→ EXERCISE REQUIREMENTS: Sift the material for lines containing "text", and return them.

Source records:

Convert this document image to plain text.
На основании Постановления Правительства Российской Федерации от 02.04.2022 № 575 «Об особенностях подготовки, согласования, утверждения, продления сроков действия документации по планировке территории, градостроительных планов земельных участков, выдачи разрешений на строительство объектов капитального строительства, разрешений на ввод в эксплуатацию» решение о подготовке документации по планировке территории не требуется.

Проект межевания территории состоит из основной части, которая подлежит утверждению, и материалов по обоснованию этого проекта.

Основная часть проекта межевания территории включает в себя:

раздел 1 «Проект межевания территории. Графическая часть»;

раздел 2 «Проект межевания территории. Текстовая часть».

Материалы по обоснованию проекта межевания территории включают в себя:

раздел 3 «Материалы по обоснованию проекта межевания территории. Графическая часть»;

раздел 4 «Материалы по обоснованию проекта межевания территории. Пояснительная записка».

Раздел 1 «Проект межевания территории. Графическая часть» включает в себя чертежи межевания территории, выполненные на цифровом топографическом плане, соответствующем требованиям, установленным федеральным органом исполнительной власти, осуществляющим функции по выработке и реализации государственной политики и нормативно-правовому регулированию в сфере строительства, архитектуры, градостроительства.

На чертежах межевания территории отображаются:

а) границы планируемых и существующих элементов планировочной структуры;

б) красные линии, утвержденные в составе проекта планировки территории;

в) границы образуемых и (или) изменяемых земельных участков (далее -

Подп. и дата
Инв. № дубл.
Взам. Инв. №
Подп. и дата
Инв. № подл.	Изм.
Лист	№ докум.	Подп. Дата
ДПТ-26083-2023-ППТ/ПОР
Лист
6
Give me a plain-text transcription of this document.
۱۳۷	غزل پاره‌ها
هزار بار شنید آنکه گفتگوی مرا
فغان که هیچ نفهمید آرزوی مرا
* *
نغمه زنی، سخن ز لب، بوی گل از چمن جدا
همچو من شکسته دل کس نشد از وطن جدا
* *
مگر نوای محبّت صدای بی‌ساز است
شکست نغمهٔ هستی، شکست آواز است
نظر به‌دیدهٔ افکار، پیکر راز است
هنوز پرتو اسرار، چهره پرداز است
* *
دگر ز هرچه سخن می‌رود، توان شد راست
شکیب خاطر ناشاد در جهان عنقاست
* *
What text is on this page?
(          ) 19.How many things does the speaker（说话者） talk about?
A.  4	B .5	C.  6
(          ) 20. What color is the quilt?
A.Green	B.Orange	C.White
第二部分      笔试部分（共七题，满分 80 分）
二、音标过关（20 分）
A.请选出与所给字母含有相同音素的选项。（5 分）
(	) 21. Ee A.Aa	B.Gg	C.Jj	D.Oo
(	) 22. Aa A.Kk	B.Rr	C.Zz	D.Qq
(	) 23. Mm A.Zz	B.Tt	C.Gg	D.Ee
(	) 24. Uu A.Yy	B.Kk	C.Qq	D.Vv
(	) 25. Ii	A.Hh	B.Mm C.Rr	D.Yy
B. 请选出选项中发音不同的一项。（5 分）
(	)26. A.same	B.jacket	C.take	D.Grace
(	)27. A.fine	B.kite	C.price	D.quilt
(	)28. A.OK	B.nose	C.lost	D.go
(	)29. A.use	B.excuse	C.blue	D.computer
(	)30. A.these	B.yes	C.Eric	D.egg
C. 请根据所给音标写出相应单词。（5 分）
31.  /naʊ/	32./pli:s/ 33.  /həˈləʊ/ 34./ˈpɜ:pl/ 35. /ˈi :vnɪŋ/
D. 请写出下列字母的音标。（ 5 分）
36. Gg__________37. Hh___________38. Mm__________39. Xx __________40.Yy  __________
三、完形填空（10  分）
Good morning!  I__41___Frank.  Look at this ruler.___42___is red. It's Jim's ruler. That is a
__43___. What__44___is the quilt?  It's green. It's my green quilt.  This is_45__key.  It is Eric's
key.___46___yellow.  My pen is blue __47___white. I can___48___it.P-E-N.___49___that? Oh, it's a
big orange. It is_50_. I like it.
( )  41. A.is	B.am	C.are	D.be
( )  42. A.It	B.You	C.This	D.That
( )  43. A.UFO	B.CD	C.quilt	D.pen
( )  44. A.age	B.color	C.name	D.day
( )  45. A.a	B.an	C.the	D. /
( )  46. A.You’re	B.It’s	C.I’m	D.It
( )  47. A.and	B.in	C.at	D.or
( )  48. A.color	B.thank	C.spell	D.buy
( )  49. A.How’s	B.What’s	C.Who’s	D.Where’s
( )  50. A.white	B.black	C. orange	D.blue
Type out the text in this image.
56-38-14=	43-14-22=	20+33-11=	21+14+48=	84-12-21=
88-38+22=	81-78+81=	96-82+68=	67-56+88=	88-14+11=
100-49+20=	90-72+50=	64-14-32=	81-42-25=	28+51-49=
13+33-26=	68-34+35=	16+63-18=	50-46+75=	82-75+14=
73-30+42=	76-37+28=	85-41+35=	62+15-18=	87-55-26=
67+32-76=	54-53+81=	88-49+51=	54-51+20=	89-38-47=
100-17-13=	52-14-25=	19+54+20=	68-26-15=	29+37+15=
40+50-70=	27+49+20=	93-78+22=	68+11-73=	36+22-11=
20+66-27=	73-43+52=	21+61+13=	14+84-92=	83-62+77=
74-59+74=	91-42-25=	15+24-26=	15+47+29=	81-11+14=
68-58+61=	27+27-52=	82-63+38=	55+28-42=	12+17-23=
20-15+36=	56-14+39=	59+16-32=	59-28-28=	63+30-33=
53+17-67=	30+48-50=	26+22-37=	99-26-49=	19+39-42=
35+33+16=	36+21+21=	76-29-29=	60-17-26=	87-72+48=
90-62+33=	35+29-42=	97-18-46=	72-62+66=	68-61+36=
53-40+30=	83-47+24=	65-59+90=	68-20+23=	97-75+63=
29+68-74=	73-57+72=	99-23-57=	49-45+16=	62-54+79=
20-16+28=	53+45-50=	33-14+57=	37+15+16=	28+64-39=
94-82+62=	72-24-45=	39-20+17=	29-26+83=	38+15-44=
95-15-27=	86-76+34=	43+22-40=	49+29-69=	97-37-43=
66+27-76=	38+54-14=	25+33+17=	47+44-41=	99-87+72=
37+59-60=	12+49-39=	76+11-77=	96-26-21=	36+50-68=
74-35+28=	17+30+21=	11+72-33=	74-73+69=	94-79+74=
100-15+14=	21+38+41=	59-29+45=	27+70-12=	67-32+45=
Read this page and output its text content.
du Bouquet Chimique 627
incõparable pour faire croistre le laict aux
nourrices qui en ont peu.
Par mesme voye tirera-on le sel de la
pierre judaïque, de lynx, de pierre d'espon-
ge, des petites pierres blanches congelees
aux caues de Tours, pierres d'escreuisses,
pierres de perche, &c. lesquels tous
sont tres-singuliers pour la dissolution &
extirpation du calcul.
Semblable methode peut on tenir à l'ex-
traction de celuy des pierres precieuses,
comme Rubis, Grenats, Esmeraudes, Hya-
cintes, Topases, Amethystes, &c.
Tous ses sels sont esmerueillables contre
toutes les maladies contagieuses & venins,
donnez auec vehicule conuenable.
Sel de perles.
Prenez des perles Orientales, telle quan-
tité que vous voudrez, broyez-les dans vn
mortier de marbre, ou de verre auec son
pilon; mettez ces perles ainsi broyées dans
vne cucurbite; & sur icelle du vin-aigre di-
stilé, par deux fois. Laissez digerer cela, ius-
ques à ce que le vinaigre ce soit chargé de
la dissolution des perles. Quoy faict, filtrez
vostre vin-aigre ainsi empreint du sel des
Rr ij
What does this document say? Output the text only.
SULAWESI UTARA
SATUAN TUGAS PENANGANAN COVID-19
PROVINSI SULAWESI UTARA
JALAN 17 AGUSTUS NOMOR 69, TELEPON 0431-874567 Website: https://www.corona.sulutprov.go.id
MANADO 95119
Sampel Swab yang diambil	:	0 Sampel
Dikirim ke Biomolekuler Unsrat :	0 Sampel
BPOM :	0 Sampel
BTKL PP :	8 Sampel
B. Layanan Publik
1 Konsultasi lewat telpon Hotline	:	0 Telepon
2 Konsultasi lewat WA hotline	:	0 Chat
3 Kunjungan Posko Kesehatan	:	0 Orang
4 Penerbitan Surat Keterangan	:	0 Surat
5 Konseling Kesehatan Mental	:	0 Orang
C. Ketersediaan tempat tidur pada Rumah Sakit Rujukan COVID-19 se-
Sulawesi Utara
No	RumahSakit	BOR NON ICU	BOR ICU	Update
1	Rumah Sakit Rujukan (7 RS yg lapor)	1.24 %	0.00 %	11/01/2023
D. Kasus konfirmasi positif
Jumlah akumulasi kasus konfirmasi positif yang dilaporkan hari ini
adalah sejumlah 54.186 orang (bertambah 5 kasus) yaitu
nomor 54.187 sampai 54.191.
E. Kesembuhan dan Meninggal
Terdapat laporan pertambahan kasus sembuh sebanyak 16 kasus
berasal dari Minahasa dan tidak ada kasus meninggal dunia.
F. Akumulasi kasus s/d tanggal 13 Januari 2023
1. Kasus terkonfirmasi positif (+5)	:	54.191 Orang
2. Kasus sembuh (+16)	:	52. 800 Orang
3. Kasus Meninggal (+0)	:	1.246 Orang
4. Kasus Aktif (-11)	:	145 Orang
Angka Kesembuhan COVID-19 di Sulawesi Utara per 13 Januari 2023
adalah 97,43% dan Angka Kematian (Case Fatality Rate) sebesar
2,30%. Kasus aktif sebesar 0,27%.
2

→ TASK RESPONSE:
Convert this document image to plain text.
Give me a plain-text transcription of this document.
What text is on this page?
Type out the text in this image.
Read this page and output its text content.
What does this document say? Output the text only.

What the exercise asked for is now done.